## EXERCISE DESCRIPTION
Quote all entries exactly, leaving pictures aside.

Stored data
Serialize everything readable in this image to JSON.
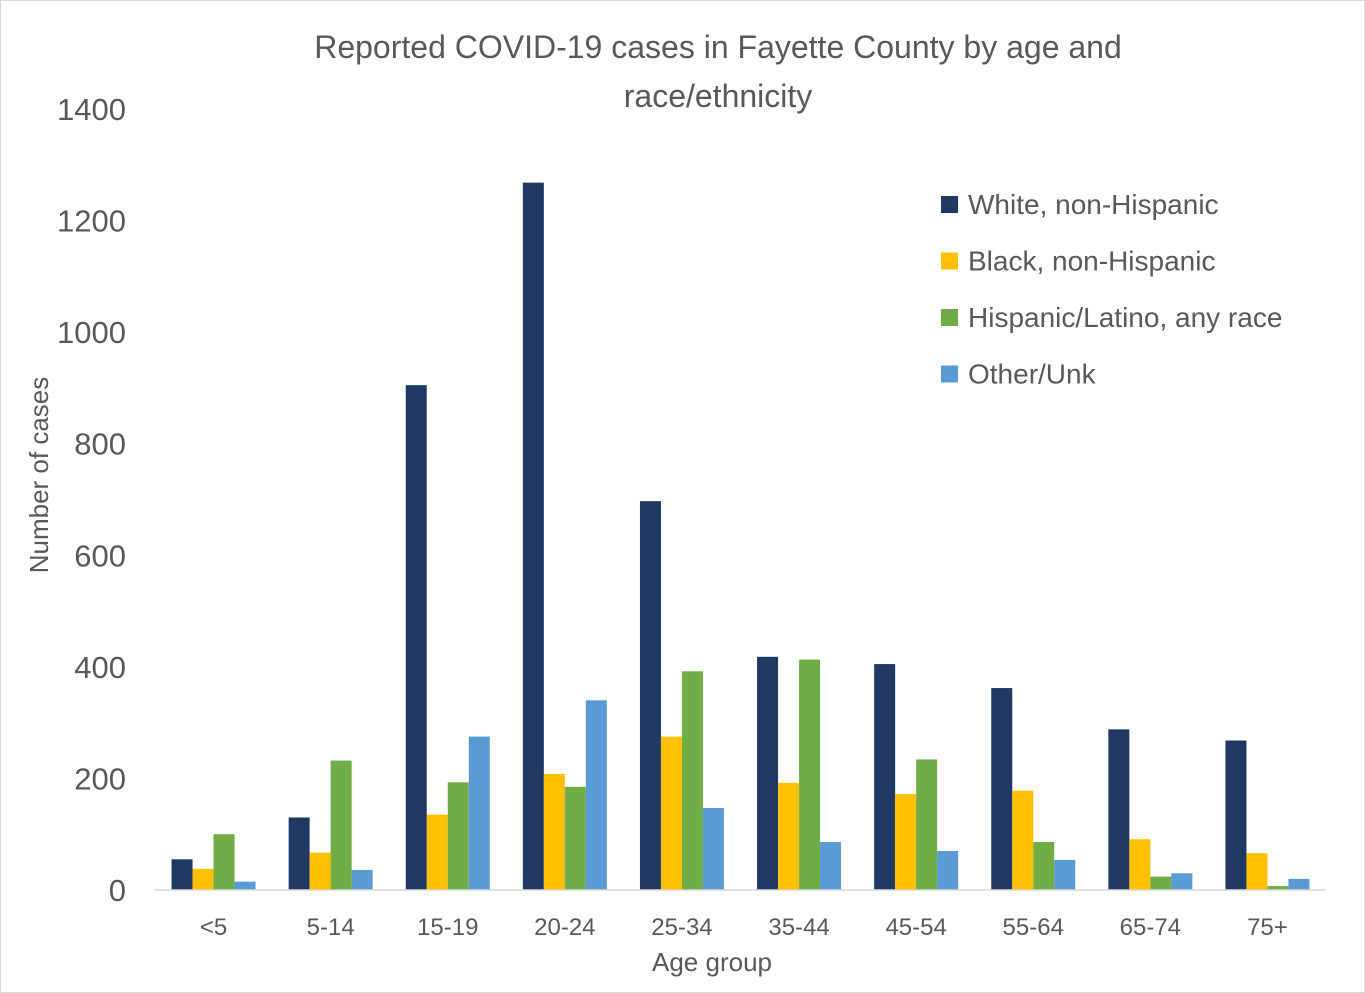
{
  "chart_data": {
    "type": "bar",
    "title": "Reported COVID-19 cases in Fayette County by age and race/ethnicity",
    "title_lines": [
      "Reported COVID-19 cases in Fayette County by age and",
      "race/ethnicity"
    ],
    "xlabel": "Age group",
    "ylabel": "Number of cases",
    "ylim": [
      0,
      1400
    ],
    "yticks": [
      0,
      200,
      400,
      600,
      800,
      1000,
      1200,
      1400
    ],
    "grid": false,
    "legend_position": "top-right",
    "categories": [
      "<5",
      "5-14",
      "15-19",
      "20-24",
      "25-34",
      "35-44",
      "45-54",
      "55-64",
      "65-74",
      "75+"
    ],
    "series": [
      {
        "name": "White, non-Hispanic",
        "color": "#1f3864",
        "values": [
          55,
          130,
          905,
          1268,
          697,
          418,
          405,
          362,
          288,
          268
        ]
      },
      {
        "name": "Black, non-Hispanic",
        "color": "#ffc000",
        "values": [
          38,
          67,
          135,
          208,
          275,
          192,
          172,
          178,
          91,
          66
        ]
      },
      {
        "name": "Hispanic/Latino, any race",
        "color": "#70ad47",
        "values": [
          100,
          232,
          193,
          185,
          392,
          413,
          234,
          86,
          24,
          7
        ]
      },
      {
        "name": "Other/Unk",
        "color": "#5b9bd5",
        "values": [
          15,
          36,
          275,
          340,
          147,
          86,
          70,
          54,
          30,
          20
        ]
      }
    ]
  }
}
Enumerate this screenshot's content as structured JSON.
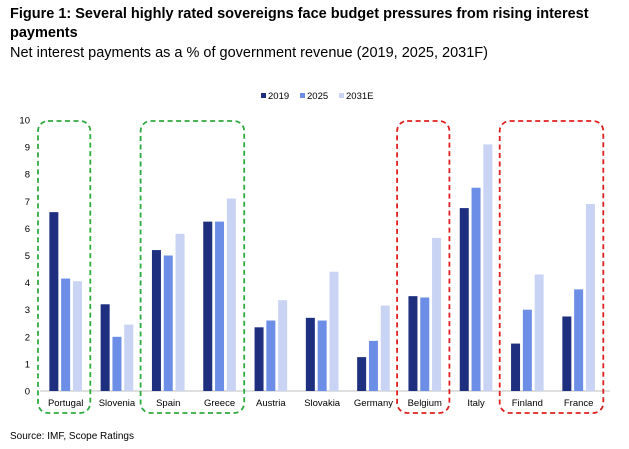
{
  "title": "Figure 1: Several highly rated sovereigns face budget pressures from rising interest payments",
  "subtitle": "Net interest payments as a % of government revenue (2019, 2025, 2031F)",
  "source": "Source: IMF, Scope Ratings",
  "chart_data": {
    "type": "bar",
    "categories": [
      "Portugal",
      "Slovenia",
      "Spain",
      "Greece",
      "Austria",
      "Slovakia",
      "Germany",
      "Belgium",
      "Italy",
      "Finland",
      "France"
    ],
    "series": [
      {
        "name": "2019",
        "color": "#1f2f7f",
        "values": [
          6.6,
          3.2,
          5.2,
          6.25,
          2.35,
          2.7,
          1.25,
          3.5,
          6.75,
          1.75,
          2.75
        ]
      },
      {
        "name": "2025",
        "color": "#6d8ee6",
        "values": [
          4.15,
          2.0,
          5.0,
          6.25,
          2.6,
          2.6,
          1.85,
          3.45,
          7.5,
          3.0,
          3.75
        ]
      },
      {
        "name": "2031E",
        "color": "#c9d3f3",
        "values": [
          4.05,
          2.45,
          5.8,
          7.1,
          3.35,
          4.4,
          3.15,
          5.65,
          9.1,
          4.3,
          6.9
        ]
      }
    ],
    "ylim": [
      0,
      10
    ],
    "yticks": [
      0,
      1,
      2,
      3,
      4,
      5,
      6,
      7,
      8,
      9,
      10
    ],
    "legend": "top-center",
    "grid": false,
    "highlight_groups": [
      {
        "color": "#2eaa3f",
        "style": "dashed",
        "categories": [
          "Portugal",
          "Slovenia"
        ],
        "span": [
          0,
          0
        ]
      },
      {
        "color": "#2eaa3f",
        "style": "dashed",
        "categories": [
          "Spain",
          "Greece"
        ],
        "span": [
          2,
          3
        ]
      },
      {
        "color": "#e02020",
        "style": "dashed",
        "categories": [
          "Belgium"
        ],
        "span": [
          7,
          7
        ]
      },
      {
        "color": "#e02020",
        "style": "dashed",
        "categories": [
          "Finland",
          "France"
        ],
        "span": [
          9,
          10
        ]
      }
    ]
  }
}
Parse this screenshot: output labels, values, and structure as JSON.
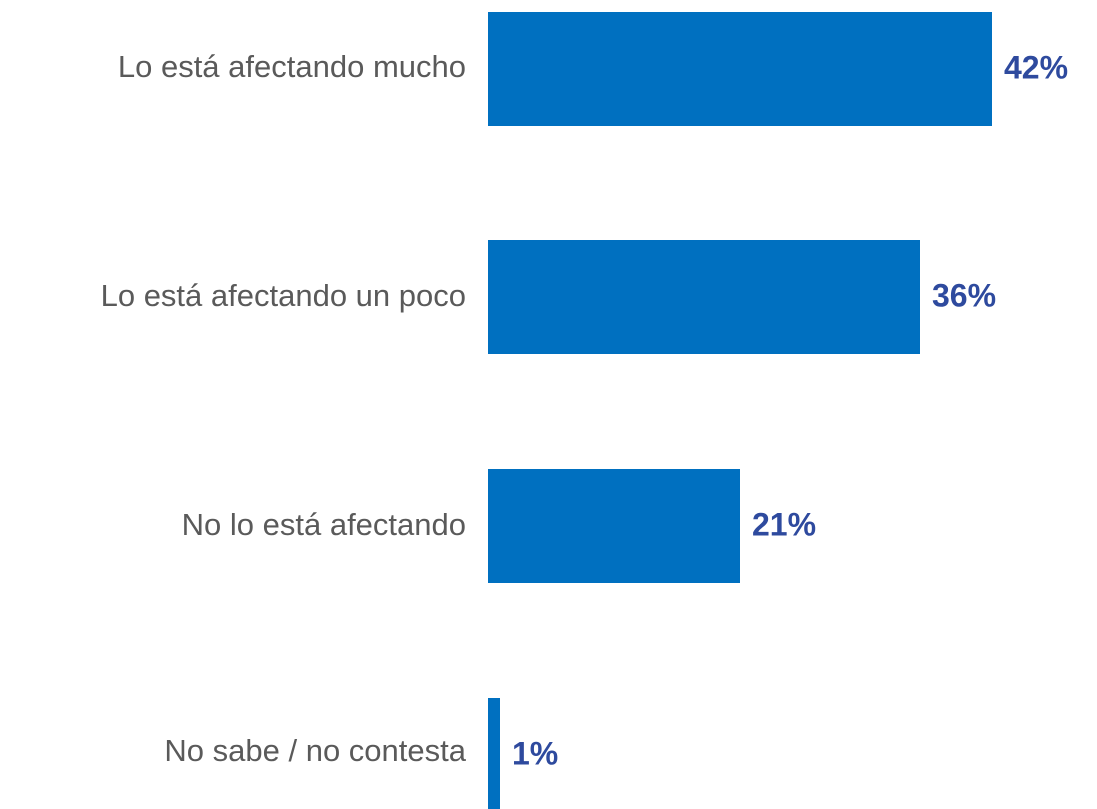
{
  "chart_data": {
    "type": "bar",
    "orientation": "horizontal",
    "categories": [
      "Lo está afectando mucho",
      "Lo está afectando un poco",
      "No lo está afectando",
      "No sabe / no contesta"
    ],
    "values": [
      42,
      36,
      21,
      1
    ],
    "value_labels": [
      "42%",
      "36%",
      "21%",
      "1%"
    ],
    "unit": "%",
    "title": "",
    "xlabel": "",
    "ylabel": "",
    "xlim": [
      0,
      42
    ],
    "grid": false,
    "legend": "none",
    "colors": {
      "bar": "#0070c0",
      "value_label": "#2e4a9e",
      "category_label": "#5a5a5a"
    }
  }
}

## SOLUTION TO THE EXERCISE
Serialize everything readable in this image to JSON.
{
  "chart_data": {
    "type": "bar",
    "title": "Reported COVID-19 cases in Fayette County by age and race/ethnicity",
    "title_lines": [
      "Reported COVID-19 cases in Fayette County by age and",
      "race/ethnicity"
    ],
    "xlabel": "Age group",
    "ylabel": "Number of cases",
    "ylim": [
      0,
      1400
    ],
    "yticks": [
      0,
      200,
      400,
      600,
      800,
      1000,
      1200,
      1400
    ],
    "grid": false,
    "legend_position": "top-right",
    "categories": [
      "<5",
      "5-14",
      "15-19",
      "20-24",
      "25-34",
      "35-44",
      "45-54",
      "55-64",
      "65-74",
      "75+"
    ],
    "series": [
      {
        "name": "White, non-Hispanic",
        "color": "#1f3864",
        "values": [
          55,
          130,
          905,
          1268,
          697,
          418,
          405,
          362,
          288,
          268
        ]
      },
      {
        "name": "Black, non-Hispanic",
        "color": "#ffc000",
        "values": [
          38,
          67,
          135,
          208,
          275,
          192,
          172,
          178,
          91,
          66
        ]
      },
      {
        "name": "Hispanic/Latino, any race",
        "color": "#70ad47",
        "values": [
          100,
          232,
          193,
          185,
          392,
          413,
          234,
          86,
          24,
          7
        ]
      },
      {
        "name": "Other/Unk",
        "color": "#5b9bd5",
        "values": [
          15,
          36,
          275,
          340,
          147,
          86,
          70,
          54,
          30,
          20
        ]
      }
    ]
  }
}
Enumerate this screenshot's content as structured JSON.
{
  "title": "Figure 1: Several highly rated sovereigns face budget pressures from rising interest payments",
  "subtitle": "Net interest payments as a % of government revenue (2019, 2025, 2031F)",
  "source": "Source: IMF, Scope Ratings",
  "chart_data": {
    "type": "bar",
    "categories": [
      "Portugal",
      "Slovenia",
      "Spain",
      "Greece",
      "Austria",
      "Slovakia",
      "Germany",
      "Belgium",
      "Italy",
      "Finland",
      "France"
    ],
    "series": [
      {
        "name": "2019",
        "color": "#1f2f7f",
        "values": [
          6.6,
          3.2,
          5.2,
          6.25,
          2.35,
          2.7,
          1.25,
          3.5,
          6.75,
          1.75,
          2.75
        ]
      },
      {
        "name": "2025",
        "color": "#6d8ee6",
        "values": [
          4.15,
          2.0,
          5.0,
          6.25,
          2.6,
          2.6,
          1.85,
          3.45,
          7.5,
          3.0,
          3.75
        ]
      },
      {
        "name": "2031E",
        "color": "#c9d3f3",
        "values": [
          4.05,
          2.45,
          5.8,
          7.1,
          3.35,
          4.4,
          3.15,
          5.65,
          9.1,
          4.3,
          6.9
        ]
      }
    ],
    "ylim": [
      0,
      10
    ],
    "yticks": [
      0,
      1,
      2,
      3,
      4,
      5,
      6,
      7,
      8,
      9,
      10
    ],
    "legend": "top-center",
    "grid": false,
    "highlight_groups": [
      {
        "color": "#2eaa3f",
        "style": "dashed",
        "categories": [
          "Portugal",
          "Slovenia"
        ],
        "span": [
          0,
          0
        ]
      },
      {
        "color": "#2eaa3f",
        "style": "dashed",
        "categories": [
          "Spain",
          "Greece"
        ],
        "span": [
          2,
          3
        ]
      },
      {
        "color": "#e02020",
        "style": "dashed",
        "categories": [
          "Belgium"
        ],
        "span": [
          7,
          7
        ]
      },
      {
        "color": "#e02020",
        "style": "dashed",
        "categories": [
          "Finland",
          "France"
        ],
        "span": [
          9,
          10
        ]
      }
    ]
  }
}
Parse this screenshot: output labels, values, and structure as JSON.
{
  "chart_data": {
    "type": "bar",
    "orientation": "horizontal",
    "categories": [
      "Lo está afectando mucho",
      "Lo está afectando un poco",
      "No lo está afectando",
      "No sabe / no contesta"
    ],
    "values": [
      42,
      36,
      21,
      1
    ],
    "value_labels": [
      "42%",
      "36%",
      "21%",
      "1%"
    ],
    "unit": "%",
    "title": "",
    "xlabel": "",
    "ylabel": "",
    "xlim": [
      0,
      42
    ],
    "grid": false,
    "legend": "none",
    "colors": {
      "bar": "#0070c0",
      "value_label": "#2e4a9e",
      "category_label": "#5a5a5a"
    }
  }
}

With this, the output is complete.